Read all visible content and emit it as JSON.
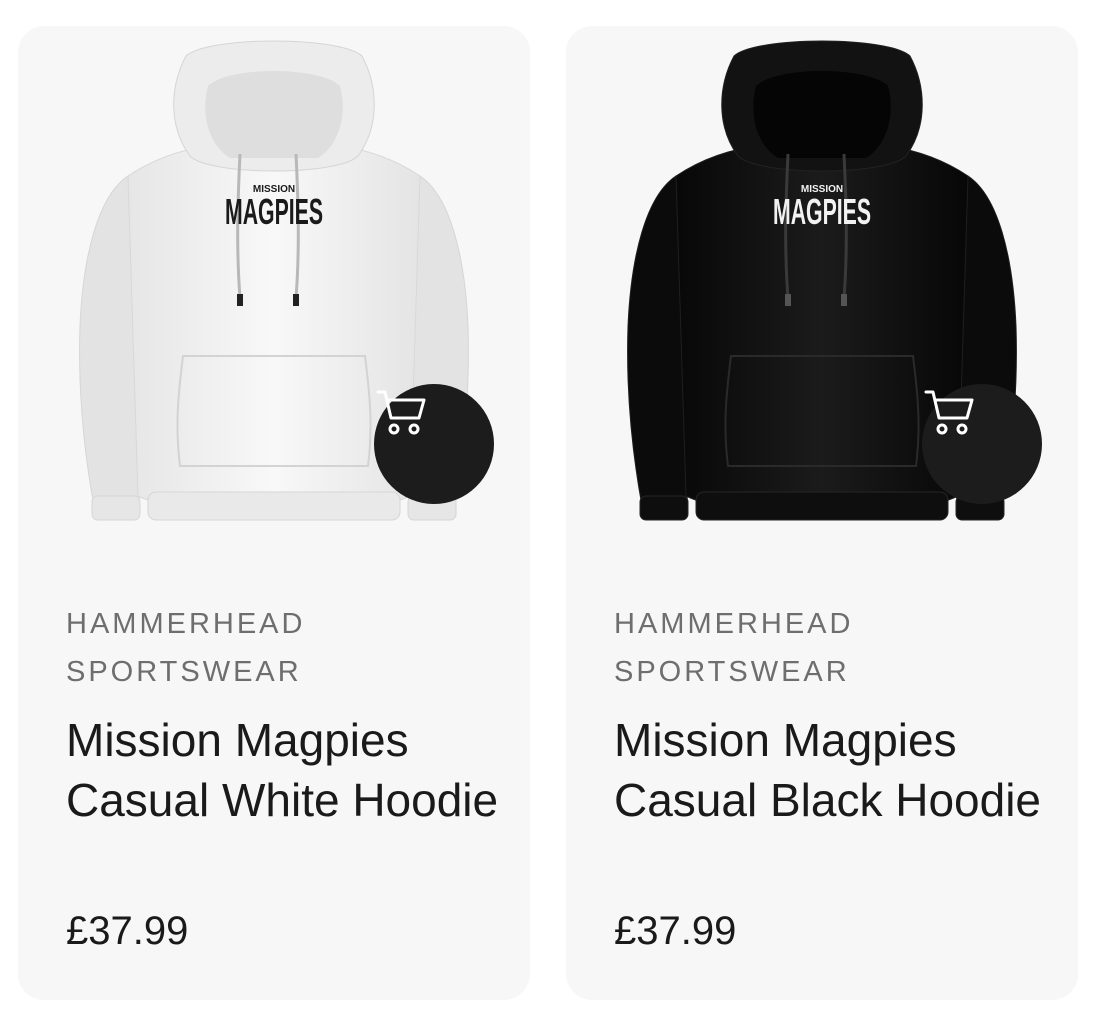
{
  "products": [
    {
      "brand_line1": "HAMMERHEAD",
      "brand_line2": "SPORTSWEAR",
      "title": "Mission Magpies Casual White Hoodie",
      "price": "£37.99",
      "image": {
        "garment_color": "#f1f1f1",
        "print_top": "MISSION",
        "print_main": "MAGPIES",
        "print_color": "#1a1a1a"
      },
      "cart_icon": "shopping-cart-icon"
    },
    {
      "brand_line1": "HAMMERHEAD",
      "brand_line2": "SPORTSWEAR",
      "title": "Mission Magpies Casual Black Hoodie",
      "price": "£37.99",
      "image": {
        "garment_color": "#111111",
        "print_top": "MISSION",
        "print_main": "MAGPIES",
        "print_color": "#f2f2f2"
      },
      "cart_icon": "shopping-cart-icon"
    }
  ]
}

● ● ●

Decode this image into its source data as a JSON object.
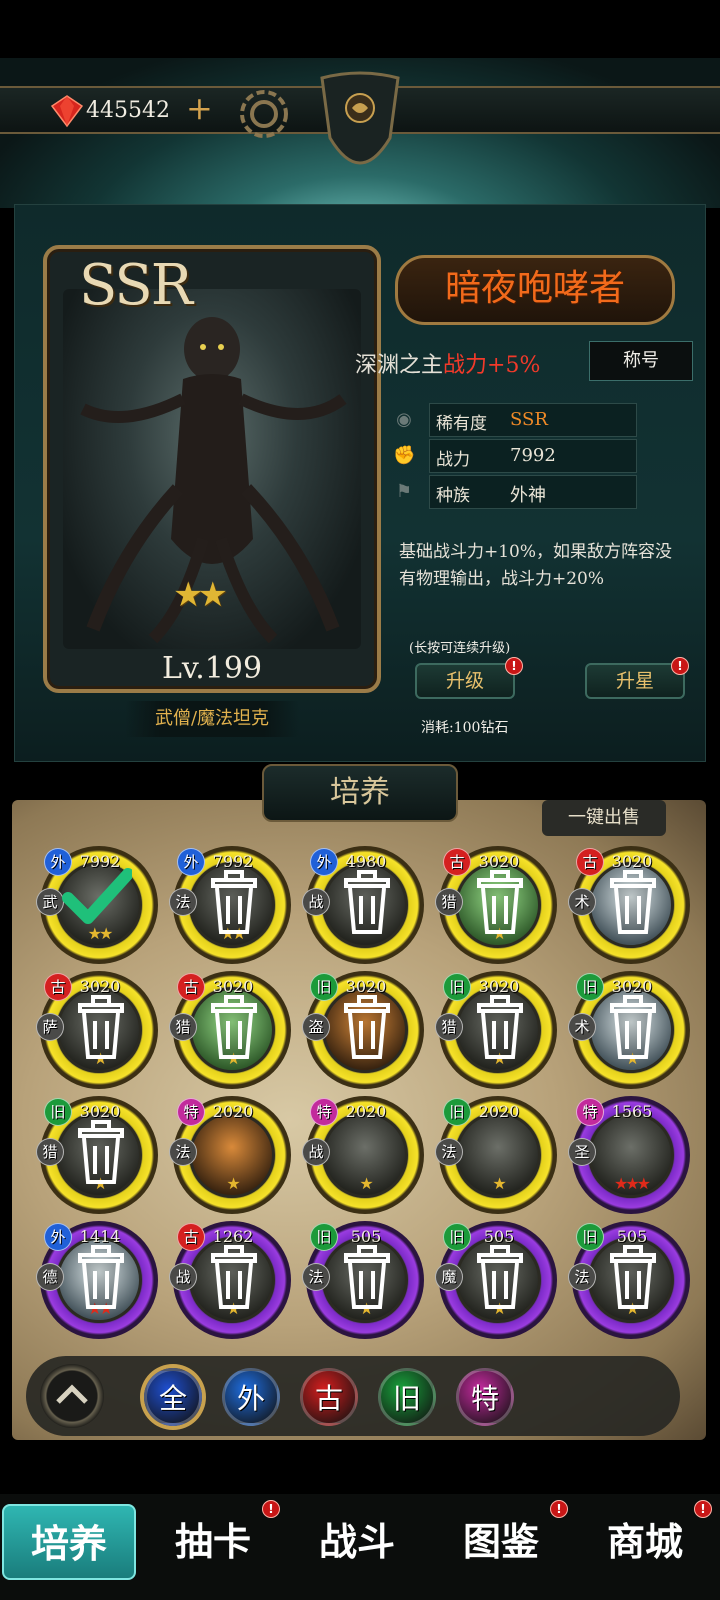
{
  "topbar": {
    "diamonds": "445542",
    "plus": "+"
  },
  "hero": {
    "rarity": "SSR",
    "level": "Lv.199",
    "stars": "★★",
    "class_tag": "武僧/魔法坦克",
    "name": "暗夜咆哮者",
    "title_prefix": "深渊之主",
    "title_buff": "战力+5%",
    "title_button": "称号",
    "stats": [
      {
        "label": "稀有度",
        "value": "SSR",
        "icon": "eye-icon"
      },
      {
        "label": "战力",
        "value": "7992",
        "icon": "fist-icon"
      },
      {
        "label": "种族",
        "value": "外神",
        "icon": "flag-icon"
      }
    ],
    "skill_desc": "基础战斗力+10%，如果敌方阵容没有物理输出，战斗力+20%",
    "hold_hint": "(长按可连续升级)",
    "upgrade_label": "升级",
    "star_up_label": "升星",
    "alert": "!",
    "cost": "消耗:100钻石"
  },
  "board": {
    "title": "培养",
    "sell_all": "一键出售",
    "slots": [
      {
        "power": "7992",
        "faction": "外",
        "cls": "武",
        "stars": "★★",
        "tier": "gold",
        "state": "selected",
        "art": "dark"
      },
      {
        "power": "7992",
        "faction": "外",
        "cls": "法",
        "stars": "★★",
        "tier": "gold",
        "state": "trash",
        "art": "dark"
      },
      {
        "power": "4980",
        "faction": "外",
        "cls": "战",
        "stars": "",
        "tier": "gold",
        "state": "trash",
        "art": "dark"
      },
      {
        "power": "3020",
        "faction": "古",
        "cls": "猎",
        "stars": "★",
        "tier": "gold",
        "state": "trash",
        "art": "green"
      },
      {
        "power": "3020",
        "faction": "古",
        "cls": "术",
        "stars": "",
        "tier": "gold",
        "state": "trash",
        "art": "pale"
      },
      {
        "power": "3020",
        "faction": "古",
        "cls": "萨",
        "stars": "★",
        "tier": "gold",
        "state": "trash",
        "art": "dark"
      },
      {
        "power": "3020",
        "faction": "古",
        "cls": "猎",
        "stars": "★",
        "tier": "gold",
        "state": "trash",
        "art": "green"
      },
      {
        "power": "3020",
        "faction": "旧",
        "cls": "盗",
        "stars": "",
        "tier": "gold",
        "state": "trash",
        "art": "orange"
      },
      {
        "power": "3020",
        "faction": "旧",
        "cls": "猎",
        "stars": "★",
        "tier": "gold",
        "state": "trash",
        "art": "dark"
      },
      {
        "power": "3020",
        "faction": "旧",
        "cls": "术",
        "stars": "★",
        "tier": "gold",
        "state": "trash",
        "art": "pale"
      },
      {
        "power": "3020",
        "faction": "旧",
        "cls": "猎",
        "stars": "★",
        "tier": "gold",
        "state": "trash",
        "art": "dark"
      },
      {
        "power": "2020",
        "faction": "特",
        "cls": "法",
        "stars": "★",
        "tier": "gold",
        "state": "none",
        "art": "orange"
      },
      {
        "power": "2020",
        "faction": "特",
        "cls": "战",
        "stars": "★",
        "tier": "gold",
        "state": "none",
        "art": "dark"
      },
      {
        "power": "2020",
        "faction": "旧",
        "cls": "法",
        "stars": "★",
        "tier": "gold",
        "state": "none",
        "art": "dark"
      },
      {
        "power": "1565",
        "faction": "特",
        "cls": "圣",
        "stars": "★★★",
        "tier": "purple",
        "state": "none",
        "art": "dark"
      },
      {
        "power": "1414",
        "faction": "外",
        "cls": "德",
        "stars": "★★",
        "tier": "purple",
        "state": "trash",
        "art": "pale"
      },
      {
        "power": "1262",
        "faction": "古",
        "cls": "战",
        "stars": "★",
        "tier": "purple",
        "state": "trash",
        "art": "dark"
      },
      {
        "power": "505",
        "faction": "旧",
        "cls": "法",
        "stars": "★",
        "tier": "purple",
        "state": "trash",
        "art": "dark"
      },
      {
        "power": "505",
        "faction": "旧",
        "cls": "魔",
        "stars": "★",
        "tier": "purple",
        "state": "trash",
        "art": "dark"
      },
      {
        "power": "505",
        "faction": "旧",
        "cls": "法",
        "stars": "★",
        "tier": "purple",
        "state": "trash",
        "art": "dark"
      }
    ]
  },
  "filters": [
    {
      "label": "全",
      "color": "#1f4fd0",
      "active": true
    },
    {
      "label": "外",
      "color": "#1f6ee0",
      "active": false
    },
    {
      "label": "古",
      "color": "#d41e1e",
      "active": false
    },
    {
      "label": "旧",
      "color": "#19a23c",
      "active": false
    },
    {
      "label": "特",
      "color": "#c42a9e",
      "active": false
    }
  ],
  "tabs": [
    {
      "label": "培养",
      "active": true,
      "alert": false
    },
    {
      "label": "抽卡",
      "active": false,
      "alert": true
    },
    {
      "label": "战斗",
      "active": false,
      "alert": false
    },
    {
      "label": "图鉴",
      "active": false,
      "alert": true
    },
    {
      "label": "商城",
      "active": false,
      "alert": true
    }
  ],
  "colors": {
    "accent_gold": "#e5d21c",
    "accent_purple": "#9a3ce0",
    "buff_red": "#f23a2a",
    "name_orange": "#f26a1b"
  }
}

● ● ●

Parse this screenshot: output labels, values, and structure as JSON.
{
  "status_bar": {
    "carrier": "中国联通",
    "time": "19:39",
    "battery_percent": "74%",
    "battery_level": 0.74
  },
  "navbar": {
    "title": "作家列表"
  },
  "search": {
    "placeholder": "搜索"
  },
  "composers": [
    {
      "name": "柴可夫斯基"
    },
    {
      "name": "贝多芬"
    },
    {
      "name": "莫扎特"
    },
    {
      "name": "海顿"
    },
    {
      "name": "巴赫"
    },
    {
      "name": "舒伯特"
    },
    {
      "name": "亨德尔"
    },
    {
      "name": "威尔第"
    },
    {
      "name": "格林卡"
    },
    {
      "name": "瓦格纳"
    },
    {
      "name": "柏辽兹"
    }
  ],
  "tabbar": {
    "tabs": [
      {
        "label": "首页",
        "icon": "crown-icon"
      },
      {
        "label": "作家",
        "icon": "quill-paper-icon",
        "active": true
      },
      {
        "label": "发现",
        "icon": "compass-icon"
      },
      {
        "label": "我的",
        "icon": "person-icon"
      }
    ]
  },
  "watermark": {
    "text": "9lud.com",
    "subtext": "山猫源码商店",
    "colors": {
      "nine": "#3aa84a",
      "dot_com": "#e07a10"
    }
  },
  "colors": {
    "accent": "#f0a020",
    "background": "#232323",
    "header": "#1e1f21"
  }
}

● ● ●

=== TASK DESCRIPTION ===
Using the material above, gather every line that includes "this".

=== FINAL RESULT ===
Decode this image into its source data as a JSON object.
Parse this screenshot: output labels, values, and structure as JSON.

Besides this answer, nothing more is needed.